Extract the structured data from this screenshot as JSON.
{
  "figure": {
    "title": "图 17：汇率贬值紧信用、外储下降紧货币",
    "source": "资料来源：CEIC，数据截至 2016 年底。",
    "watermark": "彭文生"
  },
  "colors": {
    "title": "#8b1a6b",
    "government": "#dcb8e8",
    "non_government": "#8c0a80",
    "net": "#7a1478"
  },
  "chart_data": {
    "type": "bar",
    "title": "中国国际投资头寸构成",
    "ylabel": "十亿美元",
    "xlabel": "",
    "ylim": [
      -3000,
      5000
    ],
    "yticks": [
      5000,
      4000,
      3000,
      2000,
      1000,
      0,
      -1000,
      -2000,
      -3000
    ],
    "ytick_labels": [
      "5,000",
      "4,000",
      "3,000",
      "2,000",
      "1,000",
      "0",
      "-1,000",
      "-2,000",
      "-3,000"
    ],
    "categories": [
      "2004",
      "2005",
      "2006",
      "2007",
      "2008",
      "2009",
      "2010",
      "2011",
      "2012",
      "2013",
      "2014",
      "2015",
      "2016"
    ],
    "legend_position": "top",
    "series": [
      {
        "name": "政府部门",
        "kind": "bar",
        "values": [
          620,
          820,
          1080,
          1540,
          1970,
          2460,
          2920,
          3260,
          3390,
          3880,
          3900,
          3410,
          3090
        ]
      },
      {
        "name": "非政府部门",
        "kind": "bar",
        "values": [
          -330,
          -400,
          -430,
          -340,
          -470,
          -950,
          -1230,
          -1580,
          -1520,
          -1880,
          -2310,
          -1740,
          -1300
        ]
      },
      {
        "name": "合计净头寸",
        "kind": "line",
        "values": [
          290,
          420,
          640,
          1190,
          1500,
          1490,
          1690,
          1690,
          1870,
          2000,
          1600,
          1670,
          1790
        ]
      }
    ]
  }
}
+--
Requirements
Can you restate every record above word for word?

Answer for the task
Extract the structured data from this screenshot as JSON.
{
  "figure": {
    "title": "图 17：汇率贬值紧信用、外储下降紧货币",
    "source": "资料来源：CEIC，数据截至 2016 年底。",
    "watermark": "彭文生"
  },
  "colors": {
    "title": "#8b1a6b",
    "government": "#dcb8e8",
    "non_government": "#8c0a80",
    "net": "#7a1478"
  },
  "chart_data": {
    "type": "bar",
    "title": "中国国际投资头寸构成",
    "ylabel": "十亿美元",
    "xlabel": "",
    "ylim": [
      -3000,
      5000
    ],
    "yticks": [
      5000,
      4000,
      3000,
      2000,
      1000,
      0,
      -1000,
      -2000,
      -3000
    ],
    "ytick_labels": [
      "5,000",
      "4,000",
      "3,000",
      "2,000",
      "1,000",
      "0",
      "-1,000",
      "-2,000",
      "-3,000"
    ],
    "categories": [
      "2004",
      "2005",
      "2006",
      "2007",
      "2008",
      "2009",
      "2010",
      "2011",
      "2012",
      "2013",
      "2014",
      "2015",
      "2016"
    ],
    "legend_position": "top",
    "series": [
      {
        "name": "政府部门",
        "kind": "bar",
        "values": [
          620,
          820,
          1080,
          1540,
          1970,
          2460,
          2920,
          3260,
          3390,
          3880,
          3900,
          3410,
          3090
        ]
      },
      {
        "name": "非政府部门",
        "kind": "bar",
        "values": [
          -330,
          -400,
          -430,
          -340,
          -470,
          -950,
          -1230,
          -1580,
          -1520,
          -1880,
          -2310,
          -1740,
          -1300
        ]
      },
      {
        "name": "合计净头寸",
        "kind": "line",
        "values": [
          290,
          420,
          640,
          1190,
          1500,
          1490,
          1690,
          1690,
          1870,
          2000,
          1600,
          1670,
          1790
        ]
      }
    ]
  }
}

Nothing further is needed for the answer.